__Items listed in a dataset__.
— BEGIN —

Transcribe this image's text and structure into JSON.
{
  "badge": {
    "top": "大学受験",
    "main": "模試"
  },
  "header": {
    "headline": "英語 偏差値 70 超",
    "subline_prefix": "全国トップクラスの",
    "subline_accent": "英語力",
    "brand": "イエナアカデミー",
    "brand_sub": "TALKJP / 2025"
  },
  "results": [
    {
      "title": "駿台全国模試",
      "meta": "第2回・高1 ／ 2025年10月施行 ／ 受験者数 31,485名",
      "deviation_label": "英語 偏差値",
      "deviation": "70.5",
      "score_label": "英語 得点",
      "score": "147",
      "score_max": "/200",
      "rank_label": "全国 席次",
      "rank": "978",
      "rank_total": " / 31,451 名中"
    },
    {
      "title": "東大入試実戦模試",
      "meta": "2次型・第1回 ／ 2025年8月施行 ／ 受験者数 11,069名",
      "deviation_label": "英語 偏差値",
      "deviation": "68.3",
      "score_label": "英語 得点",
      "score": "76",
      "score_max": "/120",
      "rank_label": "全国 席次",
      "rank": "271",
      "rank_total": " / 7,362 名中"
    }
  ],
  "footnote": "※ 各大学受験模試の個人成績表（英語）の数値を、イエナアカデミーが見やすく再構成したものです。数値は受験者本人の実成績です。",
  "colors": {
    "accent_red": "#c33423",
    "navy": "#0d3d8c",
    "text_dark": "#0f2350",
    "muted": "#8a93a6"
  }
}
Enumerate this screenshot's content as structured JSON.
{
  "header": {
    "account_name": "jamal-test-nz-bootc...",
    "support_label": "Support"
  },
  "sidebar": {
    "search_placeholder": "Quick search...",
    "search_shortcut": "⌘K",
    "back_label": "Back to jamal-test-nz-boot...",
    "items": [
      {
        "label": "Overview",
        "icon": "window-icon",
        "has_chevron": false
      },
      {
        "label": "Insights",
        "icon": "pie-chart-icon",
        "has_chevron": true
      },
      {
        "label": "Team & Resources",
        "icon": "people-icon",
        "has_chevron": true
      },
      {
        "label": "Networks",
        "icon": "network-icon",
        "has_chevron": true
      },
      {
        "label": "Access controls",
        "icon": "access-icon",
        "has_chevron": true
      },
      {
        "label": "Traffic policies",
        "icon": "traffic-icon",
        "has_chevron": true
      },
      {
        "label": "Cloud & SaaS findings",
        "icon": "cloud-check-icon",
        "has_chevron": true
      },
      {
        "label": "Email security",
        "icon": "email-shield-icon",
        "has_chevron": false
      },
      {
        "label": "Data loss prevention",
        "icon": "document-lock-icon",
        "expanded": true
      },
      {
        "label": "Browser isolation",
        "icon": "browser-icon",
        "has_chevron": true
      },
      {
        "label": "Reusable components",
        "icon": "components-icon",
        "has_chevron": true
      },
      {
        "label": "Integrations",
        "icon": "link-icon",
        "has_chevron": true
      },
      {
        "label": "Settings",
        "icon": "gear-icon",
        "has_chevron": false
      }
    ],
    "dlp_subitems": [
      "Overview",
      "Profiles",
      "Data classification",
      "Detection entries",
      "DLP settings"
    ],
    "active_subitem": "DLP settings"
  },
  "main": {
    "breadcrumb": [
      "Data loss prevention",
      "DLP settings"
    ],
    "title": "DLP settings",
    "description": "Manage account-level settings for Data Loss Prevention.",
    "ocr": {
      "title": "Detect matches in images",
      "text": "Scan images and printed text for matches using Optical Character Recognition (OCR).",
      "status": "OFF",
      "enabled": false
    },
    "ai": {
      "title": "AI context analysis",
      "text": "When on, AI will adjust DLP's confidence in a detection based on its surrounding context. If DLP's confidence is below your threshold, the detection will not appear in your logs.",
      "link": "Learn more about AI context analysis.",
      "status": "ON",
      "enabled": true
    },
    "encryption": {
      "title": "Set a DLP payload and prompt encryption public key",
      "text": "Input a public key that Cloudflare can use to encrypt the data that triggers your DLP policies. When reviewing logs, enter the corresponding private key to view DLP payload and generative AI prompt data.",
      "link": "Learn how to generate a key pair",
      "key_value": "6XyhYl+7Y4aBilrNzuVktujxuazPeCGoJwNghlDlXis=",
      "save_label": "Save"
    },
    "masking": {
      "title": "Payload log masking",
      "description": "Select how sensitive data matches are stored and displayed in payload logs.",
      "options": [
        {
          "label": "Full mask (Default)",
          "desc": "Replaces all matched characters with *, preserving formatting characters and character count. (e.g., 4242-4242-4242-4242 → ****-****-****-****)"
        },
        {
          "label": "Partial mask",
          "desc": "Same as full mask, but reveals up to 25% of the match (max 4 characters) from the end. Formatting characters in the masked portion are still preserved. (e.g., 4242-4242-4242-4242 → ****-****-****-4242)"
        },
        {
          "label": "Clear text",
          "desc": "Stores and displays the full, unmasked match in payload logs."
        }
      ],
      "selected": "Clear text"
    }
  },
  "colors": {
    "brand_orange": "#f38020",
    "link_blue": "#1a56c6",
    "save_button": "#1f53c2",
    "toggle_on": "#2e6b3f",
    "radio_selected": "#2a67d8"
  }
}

— END —

__EXERCISE__. Output all preceding records character for character.

__RESPONSE TO THE TASK__.
Transcribe this image's text and structure into JSON.
{
  "badge": {
    "top": "大学受験",
    "main": "模試"
  },
  "header": {
    "headline": "英語 偏差値 70 超",
    "subline_prefix": "全国トップクラスの",
    "subline_accent": "英語力",
    "brand": "イエナアカデミー",
    "brand_sub": "TALKJP / 2025"
  },
  "results": [
    {
      "title": "駿台全国模試",
      "meta": "第2回・高1 ／ 2025年10月施行 ／ 受験者数 31,485名",
      "deviation_label": "英語 偏差値",
      "deviation": "70.5",
      "score_label": "英語 得点",
      "score": "147",
      "score_max": "/200",
      "rank_label": "全国 席次",
      "rank": "978",
      "rank_total": " / 31,451 名中"
    },
    {
      "title": "東大入試実戦模試",
      "meta": "2次型・第1回 ／ 2025年8月施行 ／ 受験者数 11,069名",
      "deviation_label": "英語 偏差値",
      "deviation": "68.3",
      "score_label": "英語 得点",
      "score": "76",
      "score_max": "/120",
      "rank_label": "全国 席次",
      "rank": "271",
      "rank_total": " / 7,362 名中"
    }
  ],
  "footnote": "※ 各大学受験模試の個人成績表（英語）の数値を、イエナアカデミーが見やすく再構成したものです。数値は受験者本人の実成績です。",
  "colors": {
    "accent_red": "#c33423",
    "navy": "#0d3d8c",
    "text_dark": "#0f2350",
    "muted": "#8a93a6"
  }
}
Enumerate this screenshot's content as structured JSON.
{
  "header": {
    "account_name": "jamal-test-nz-bootc...",
    "support_label": "Support"
  },
  "sidebar": {
    "search_placeholder": "Quick search...",
    "search_shortcut": "⌘K",
    "back_label": "Back to jamal-test-nz-boot...",
    "items": [
      {
        "label": "Overview",
        "icon": "window-icon",
        "has_chevron": false
      },
      {
        "label": "Insights",
        "icon": "pie-chart-icon",
        "has_chevron": true
      },
      {
        "label": "Team & Resources",
        "icon": "people-icon",
        "has_chevron": true
      },
      {
        "label": "Networks",
        "icon": "network-icon",
        "has_chevron": true
      },
      {
        "label": "Access controls",
        "icon": "access-icon",
        "has_chevron": true
      },
      {
        "label": "Traffic policies",
        "icon": "traffic-icon",
        "has_chevron": true
      },
      {
        "label": "Cloud & SaaS findings",
        "icon": "cloud-check-icon",
        "has_chevron": true
      },
      {
        "label": "Email security",
        "icon": "email-shield-icon",
        "has_chevron": false
      },
      {
        "label": "Data loss prevention",
        "icon": "document-lock-icon",
        "expanded": true
      },
      {
        "label": "Browser isolation",
        "icon": "browser-icon",
        "has_chevron": true
      },
      {
        "label": "Reusable components",
        "icon": "components-icon",
        "has_chevron": true
      },
      {
        "label": "Integrations",
        "icon": "link-icon",
        "has_chevron": true
      },
      {
        "label": "Settings",
        "icon": "gear-icon",
        "has_chevron": false
      }
    ],
    "dlp_subitems": [
      "Overview",
      "Profiles",
      "Data classification",
      "Detection entries",
      "DLP settings"
    ],
    "active_subitem": "DLP settings"
  },
  "main": {
    "breadcrumb": [
      "Data loss prevention",
      "DLP settings"
    ],
    "title": "DLP settings",
    "description": "Manage account-level settings for Data Loss Prevention.",
    "ocr": {
      "title": "Detect matches in images",
      "text": "Scan images and printed text for matches using Optical Character Recognition (OCR).",
      "status": "OFF",
      "enabled": false
    },
    "ai": {
      "title": "AI context analysis",
      "text": "When on, AI will adjust DLP's confidence in a detection based on its surrounding context. If DLP's confidence is below your threshold, the detection will not appear in your logs.",
      "link": "Learn more about AI context analysis.",
      "status": "ON",
      "enabled": true
    },
    "encryption": {
      "title": "Set a DLP payload and prompt encryption public key",
      "text": "Input a public key that Cloudflare can use to encrypt the data that triggers your DLP policies. When reviewing logs, enter the corresponding private key to view DLP payload and generative AI prompt data.",
      "link": "Learn how to generate a key pair",
      "key_value": "6XyhYl+7Y4aBilrNzuVktujxuazPeCGoJwNghlDlXis=",
      "save_label": "Save"
    },
    "masking": {
      "title": "Payload log masking",
      "description": "Select how sensitive data matches are stored and displayed in payload logs.",
      "options": [
        {
          "label": "Full mask (Default)",
          "desc": "Replaces all matched characters with *, preserving formatting characters and character count. (e.g., 4242-4242-4242-4242 → ****-****-****-****)"
        },
        {
          "label": "Partial mask",
          "desc": "Same as full mask, but reveals up to 25% of the match (max 4 characters) from the end. Formatting characters in the masked portion are still preserved. (e.g., 4242-4242-4242-4242 → ****-****-****-4242)"
        },
        {
          "label": "Clear text",
          "desc": "Stores and displays the full, unmasked match in payload logs."
        }
      ],
      "selected": "Clear text"
    }
  },
  "colors": {
    "brand_orange": "#f38020",
    "link_blue": "#1a56c6",
    "save_button": "#1f53c2",
    "toggle_on": "#2e6b3f",
    "radio_selected": "#2a67d8"
  }
}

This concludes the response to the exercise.